──────── RECORDS FOR THIS TASK ────────
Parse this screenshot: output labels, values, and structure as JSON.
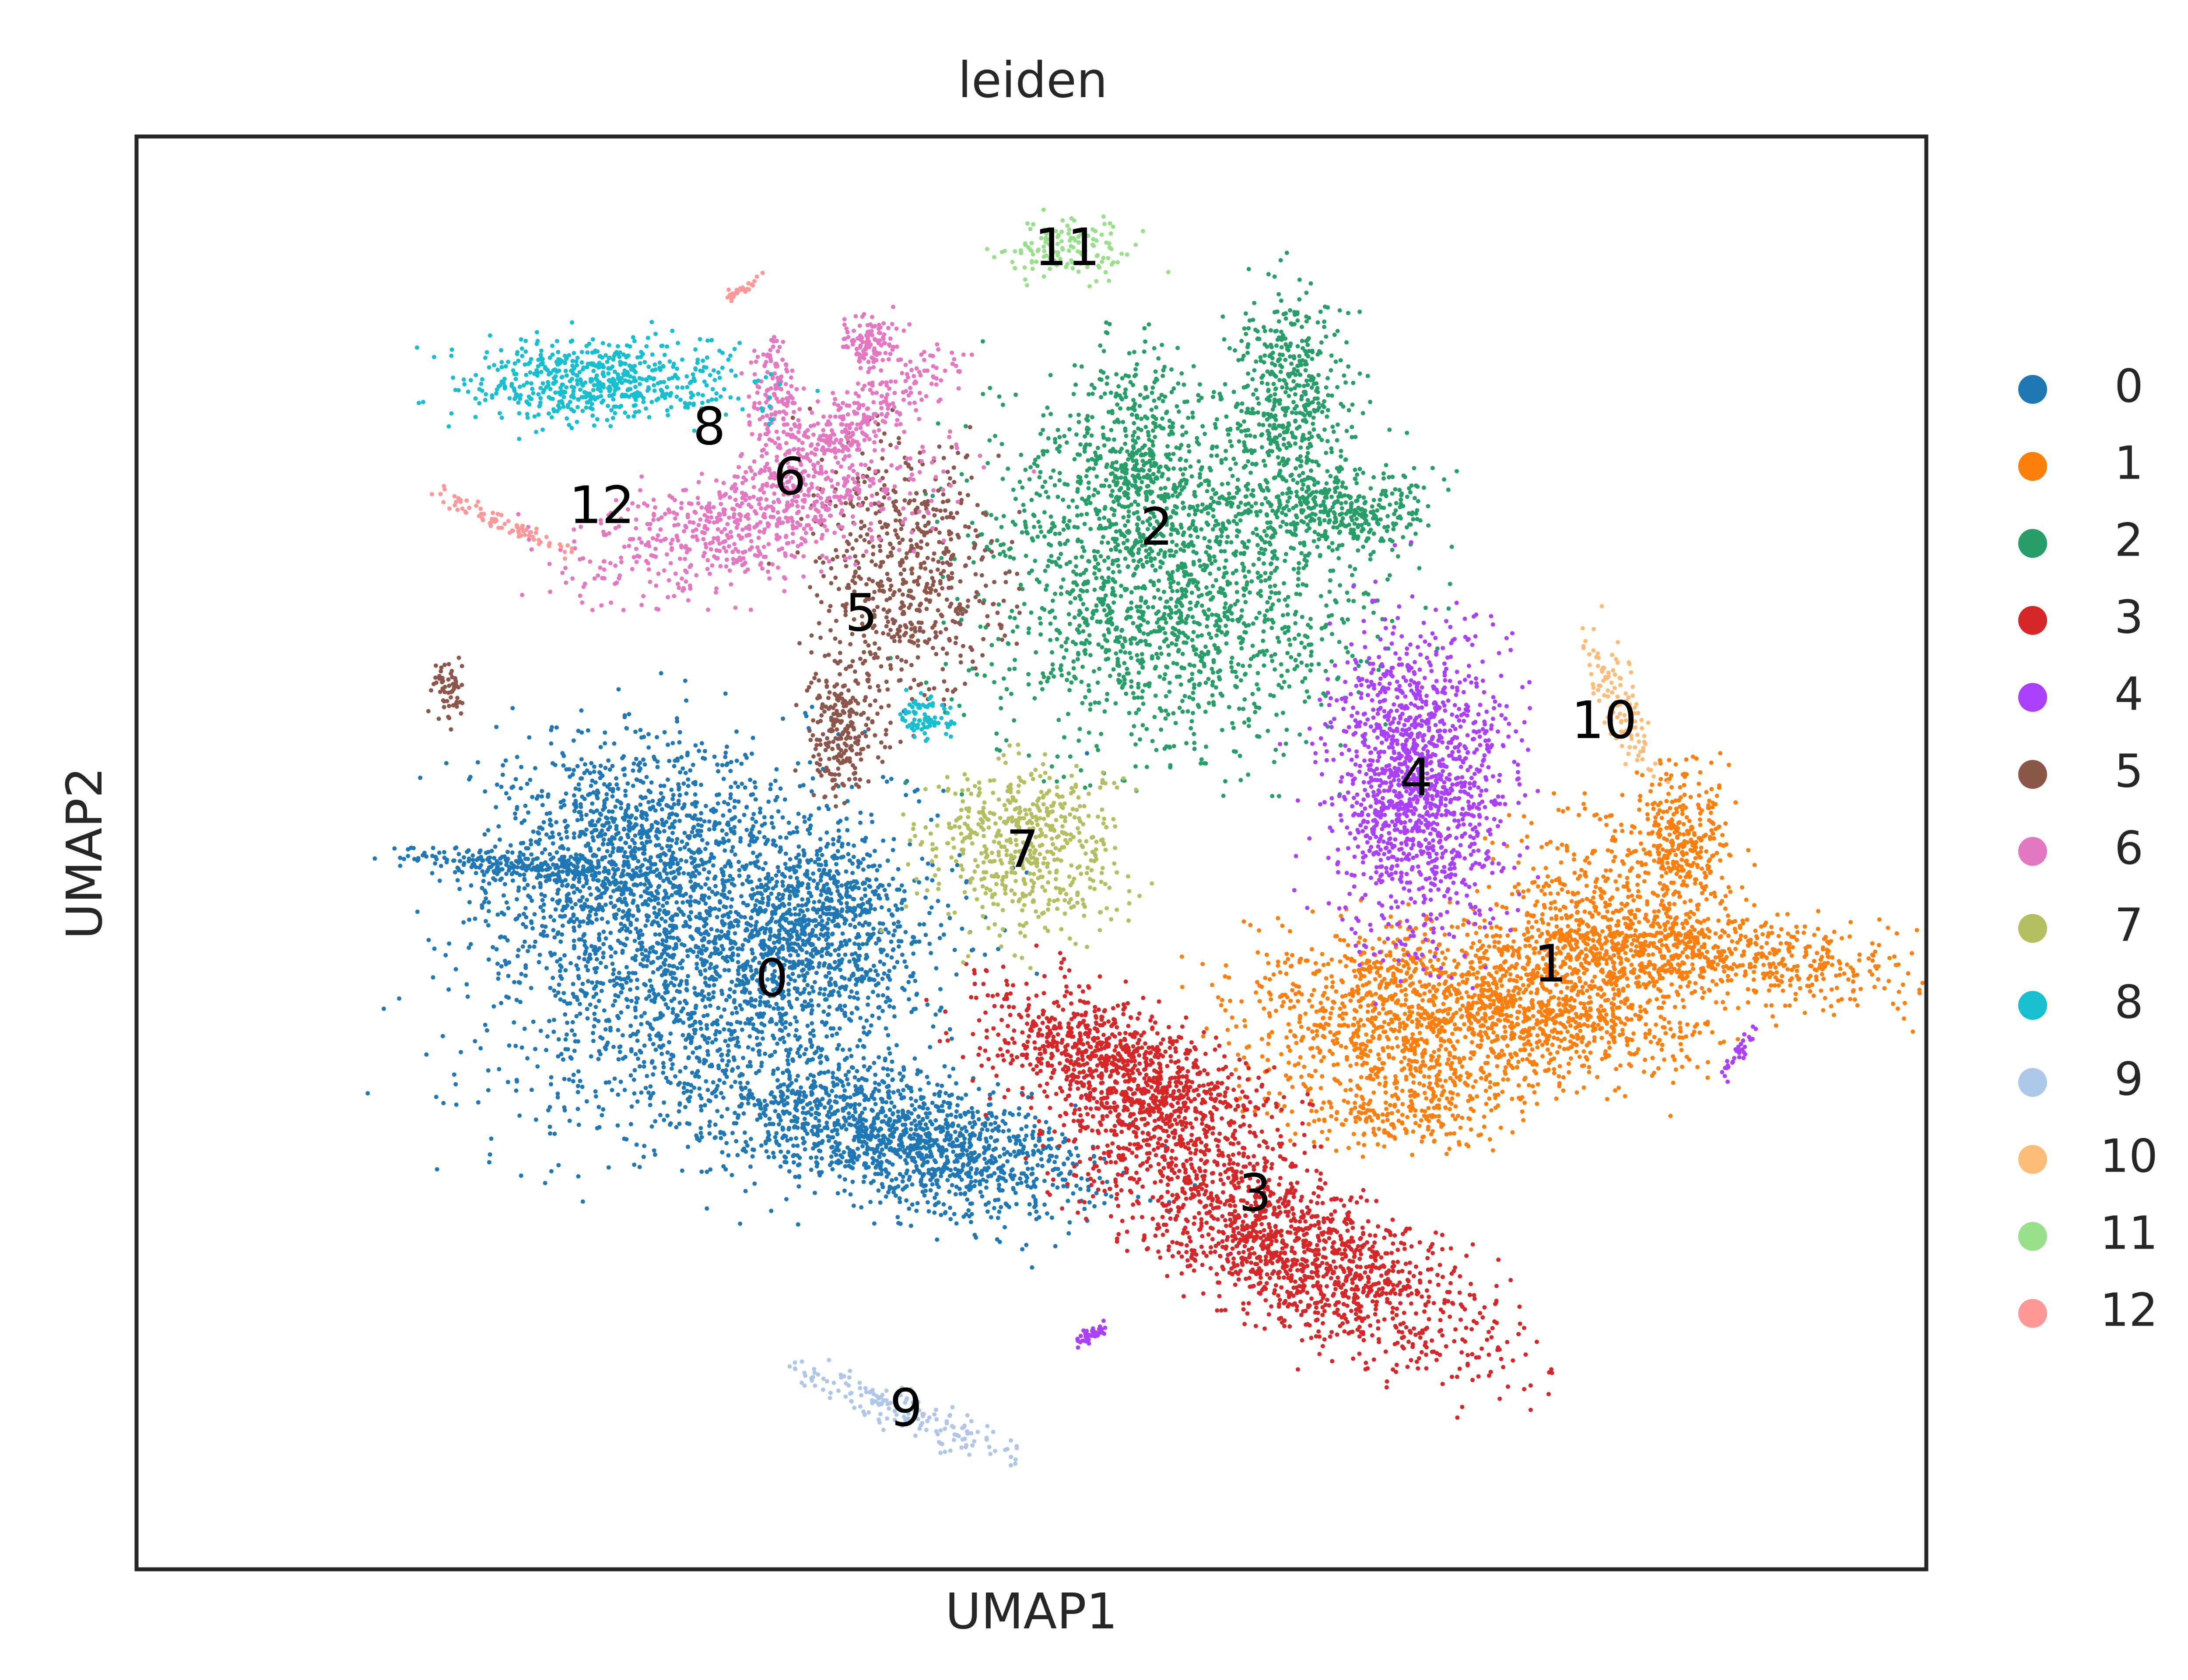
{
  "chart_data": {
    "type": "scatter",
    "title": "leiden",
    "xlabel": "UMAP1",
    "ylabel": "UMAP2",
    "grid": false,
    "xticks": false,
    "yticks": false,
    "legend": {
      "placement": "right",
      "entries": [
        "0",
        "1",
        "2",
        "3",
        "4",
        "5",
        "6",
        "7",
        "8",
        "9",
        "10",
        "11",
        "12"
      ]
    },
    "colors": [
      "#1f77b4",
      "#ff7f0e",
      "#279e68",
      "#d62728",
      "#aa40fc",
      "#8c564b",
      "#e377c2",
      "#b5bd61",
      "#17becf",
      "#aec7e8",
      "#ffbb78",
      "#98df8a",
      "#ff9896"
    ],
    "clusters": [
      {
        "label": "0",
        "label_pos": [
          3.55,
          4.1
        ]
      },
      {
        "label": "1",
        "label_pos": [
          7.9,
          4.2
        ]
      },
      {
        "label": "2",
        "label_pos": [
          5.7,
          7.25
        ]
      },
      {
        "label": "3",
        "label_pos": [
          6.25,
          2.6
        ]
      },
      {
        "label": "4",
        "label_pos": [
          7.15,
          5.5
        ]
      },
      {
        "label": "5",
        "label_pos": [
          4.05,
          6.65
        ]
      },
      {
        "label": "6",
        "label_pos": [
          3.65,
          7.6
        ]
      },
      {
        "label": "7",
        "label_pos": [
          4.95,
          5.0
        ]
      },
      {
        "label": "8",
        "label_pos": [
          3.2,
          7.95
        ]
      },
      {
        "label": "9",
        "label_pos": [
          4.3,
          1.1
        ]
      },
      {
        "label": "10",
        "label_pos": [
          8.2,
          5.9
        ]
      },
      {
        "label": "11",
        "label_pos": [
          5.2,
          9.2
        ]
      },
      {
        "label": "12",
        "label_pos": [
          2.6,
          7.4
        ]
      }
    ],
    "regions": [
      {
        "c": 0,
        "n": 2400,
        "x": 3.2,
        "y": 4.3,
        "sx": 0.65,
        "sy": 0.65,
        "r": -0.25
      },
      {
        "c": 0,
        "n": 1400,
        "x": 4.3,
        "y": 3.0,
        "sx": 0.55,
        "sy": 0.22,
        "r": -0.3
      },
      {
        "c": 0,
        "n": 700,
        "x": 2.7,
        "y": 5.1,
        "sx": 0.35,
        "sy": 0.35,
        "r": 0
      },
      {
        "c": 0,
        "n": 250,
        "x": 2.2,
        "y": 4.9,
        "sx": 0.35,
        "sy": 0.05,
        "r": -0.1
      },
      {
        "c": 0,
        "n": 500,
        "x": 3.8,
        "y": 4.5,
        "sx": 0.25,
        "sy": 0.3,
        "r": 0
      },
      {
        "c": 1,
        "n": 1700,
        "x": 7.4,
        "y": 3.9,
        "sx": 0.6,
        "sy": 0.3,
        "r": 0.05
      },
      {
        "c": 1,
        "n": 700,
        "x": 8.8,
        "y": 4.3,
        "sx": 0.6,
        "sy": 0.15,
        "r": -0.12
      },
      {
        "c": 1,
        "n": 600,
        "x": 8.2,
        "y": 4.4,
        "sx": 0.3,
        "sy": 0.45,
        "r": 0
      },
      {
        "c": 1,
        "n": 300,
        "x": 8.65,
        "y": 5.1,
        "sx": 0.12,
        "sy": 0.25,
        "r": 0
      },
      {
        "c": 1,
        "n": 250,
        "x": 7.1,
        "y": 3.2,
        "sx": 0.3,
        "sy": 0.15,
        "r": 0
      },
      {
        "c": 2,
        "n": 2000,
        "x": 5.8,
        "y": 7.0,
        "sx": 0.55,
        "sy": 0.65,
        "r": 0
      },
      {
        "c": 2,
        "n": 400,
        "x": 6.45,
        "y": 8.2,
        "sx": 0.15,
        "sy": 0.35,
        "r": 0
      },
      {
        "c": 2,
        "n": 300,
        "x": 6.75,
        "y": 7.4,
        "sx": 0.25,
        "sy": 0.15,
        "r": 0
      },
      {
        "c": 2,
        "n": 250,
        "x": 5.55,
        "y": 7.8,
        "sx": 0.15,
        "sy": 0.35,
        "r": 0
      },
      {
        "c": 3,
        "n": 1100,
        "x": 5.55,
        "y": 3.45,
        "sx": 0.45,
        "sy": 0.2,
        "r": -0.6
      },
      {
        "c": 3,
        "n": 1600,
        "x": 6.4,
        "y": 2.3,
        "sx": 0.7,
        "sy": 0.24,
        "r": -0.6
      },
      {
        "c": 4,
        "n": 1400,
        "x": 7.15,
        "y": 5.5,
        "sx": 0.25,
        "sy": 0.55,
        "r": 0
      },
      {
        "c": 4,
        "n": 40,
        "x": 5.35,
        "y": 1.65,
        "sx": 0.05,
        "sy": 0.02,
        "r": 0.6
      },
      {
        "c": 4,
        "n": 30,
        "x": 8.95,
        "y": 3.6,
        "sx": 0.02,
        "sy": 0.1,
        "r": -0.5
      },
      {
        "c": 5,
        "n": 600,
        "x": 4.3,
        "y": 7.0,
        "sx": 0.25,
        "sy": 0.45,
        "r": 0
      },
      {
        "c": 5,
        "n": 250,
        "x": 3.95,
        "y": 5.9,
        "sx": 0.1,
        "sy": 0.25,
        "r": 0
      },
      {
        "c": 5,
        "n": 60,
        "x": 1.75,
        "y": 6.15,
        "sx": 0.05,
        "sy": 0.1,
        "r": 0
      },
      {
        "c": 6,
        "n": 700,
        "x": 3.4,
        "y": 7.3,
        "sx": 0.55,
        "sy": 0.2,
        "r": 0.35
      },
      {
        "c": 6,
        "n": 300,
        "x": 4.0,
        "y": 8.0,
        "sx": 0.35,
        "sy": 0.1,
        "r": 0.7
      },
      {
        "c": 6,
        "n": 120,
        "x": 4.1,
        "y": 8.55,
        "sx": 0.08,
        "sy": 0.1,
        "r": 0
      },
      {
        "c": 6,
        "n": 150,
        "x": 3.55,
        "y": 8.15,
        "sx": 0.07,
        "sy": 0.25,
        "r": 0
      },
      {
        "c": 7,
        "n": 550,
        "x": 4.95,
        "y": 5.05,
        "sx": 0.28,
        "sy": 0.3,
        "r": 0
      },
      {
        "c": 8,
        "n": 600,
        "x": 2.6,
        "y": 8.3,
        "sx": 0.4,
        "sy": 0.15,
        "r": 0
      },
      {
        "c": 8,
        "n": 80,
        "x": 4.4,
        "y": 5.95,
        "sx": 0.07,
        "sy": 0.08,
        "r": 0
      },
      {
        "c": 9,
        "n": 160,
        "x": 4.3,
        "y": 1.1,
        "sx": 0.35,
        "sy": 0.07,
        "r": -0.45
      },
      {
        "c": 10,
        "n": 120,
        "x": 8.3,
        "y": 6.0,
        "sx": 0.06,
        "sy": 0.28,
        "r": 0.3
      },
      {
        "c": 11,
        "n": 130,
        "x": 5.2,
        "y": 9.2,
        "sx": 0.2,
        "sy": 0.11,
        "r": 0
      },
      {
        "c": 12,
        "n": 80,
        "x": 2.05,
        "y": 7.3,
        "sx": 0.22,
        "sy": 0.03,
        "r": -0.5
      },
      {
        "c": 12,
        "n": 30,
        "x": 3.4,
        "y": 8.95,
        "sx": 0.08,
        "sy": 0.015,
        "r": 0.65
      }
    ],
    "xlim": [
      0,
      10
    ],
    "ylim": [
      0,
      10
    ]
  }
}
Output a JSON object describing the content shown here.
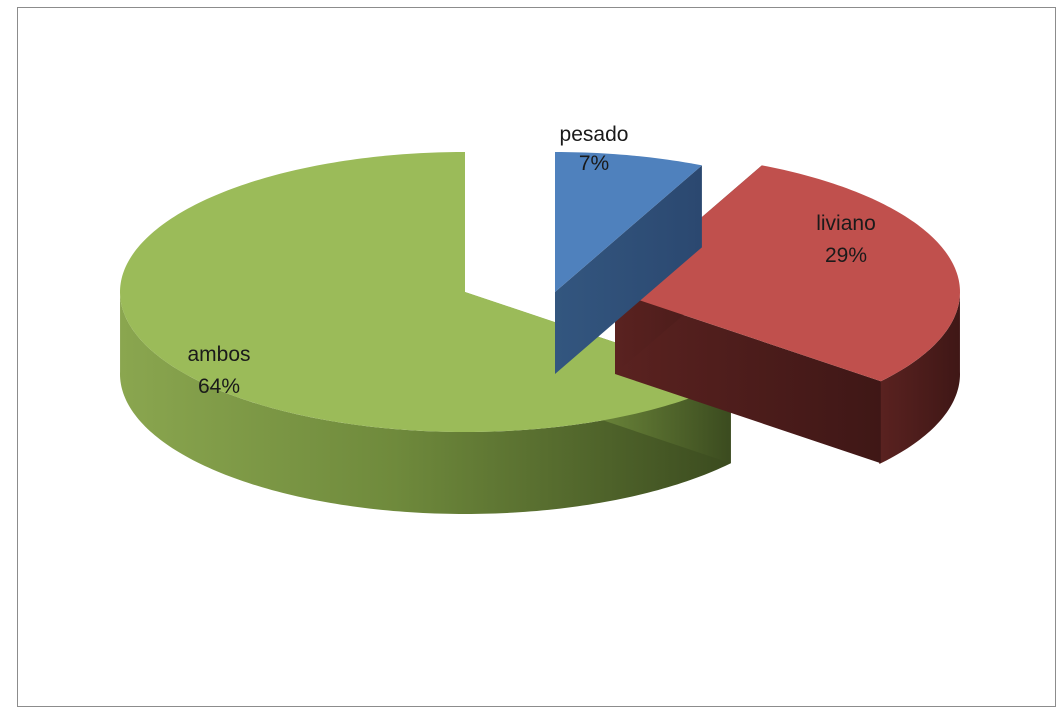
{
  "chart_data": {
    "type": "pie",
    "style": "3d-exploded",
    "categories": [
      "pesado",
      "liviano",
      "ambos"
    ],
    "values": [
      7,
      29,
      64
    ],
    "labels": [
      {
        "name": "pesado",
        "percent": "7%"
      },
      {
        "name": "liviano",
        "percent": "29%"
      },
      {
        "name": "ambos",
        "percent": "64%"
      }
    ],
    "colors": [
      "#4f81bd",
      "#c0504d",
      "#9bbb59"
    ],
    "title": "",
    "legend": "none"
  }
}
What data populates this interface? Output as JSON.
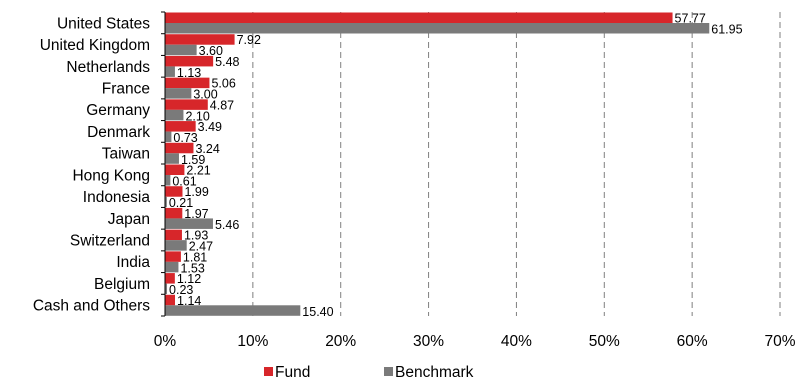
{
  "chart_data": {
    "type": "bar",
    "orientation": "horizontal",
    "title": "",
    "xlabel": "",
    "ylabel": "",
    "categories": [
      "United States",
      "United Kingdom",
      "Netherlands",
      "France",
      "Germany",
      "Denmark",
      "Taiwan",
      "Hong Kong",
      "Indonesia",
      "Japan",
      "Switzerland",
      "India",
      "Belgium",
      "Cash and Others"
    ],
    "series": [
      {
        "name": "Fund",
        "color": "#d7262a",
        "values": [
          57.77,
          7.92,
          5.48,
          5.06,
          4.87,
          3.49,
          3.24,
          2.21,
          1.99,
          1.97,
          1.93,
          1.81,
          1.12,
          1.14
        ]
      },
      {
        "name": "Benchmark",
        "color": "#7a7a7a",
        "values": [
          61.95,
          3.6,
          1.13,
          3.0,
          2.1,
          0.73,
          1.59,
          0.61,
          0.21,
          5.46,
          2.47,
          1.53,
          0.23,
          15.4
        ]
      }
    ],
    "value_labels": {
      "Fund": [
        "57.77",
        "7.92",
        "5.48",
        "5.06",
        "4.87",
        "3.49",
        "3.24",
        "2.21",
        "1.99",
        "1.97",
        "1.93",
        "1.81",
        "1.12",
        "1.14"
      ],
      "Benchmark": [
        "61.95",
        "3.60",
        "1.13",
        "3.00",
        "2.10",
        "0.73",
        "1.59",
        "0.61",
        "0.21",
        "5.46",
        "2.47",
        "1.53",
        "0.23",
        "15.40"
      ]
    },
    "xlim": [
      0,
      70
    ],
    "xticks": [
      0,
      10,
      20,
      30,
      40,
      50,
      60,
      70
    ],
    "xtick_labels": [
      "0%",
      "10%",
      "20%",
      "30%",
      "40%",
      "50%",
      "60%",
      "70%"
    ],
    "grid": "vertical dashed",
    "legend_position": "bottom"
  }
}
────────
→ REQUIREMENT
Give nothing but the number of lines containing the string "name".

→ OUTPUT
5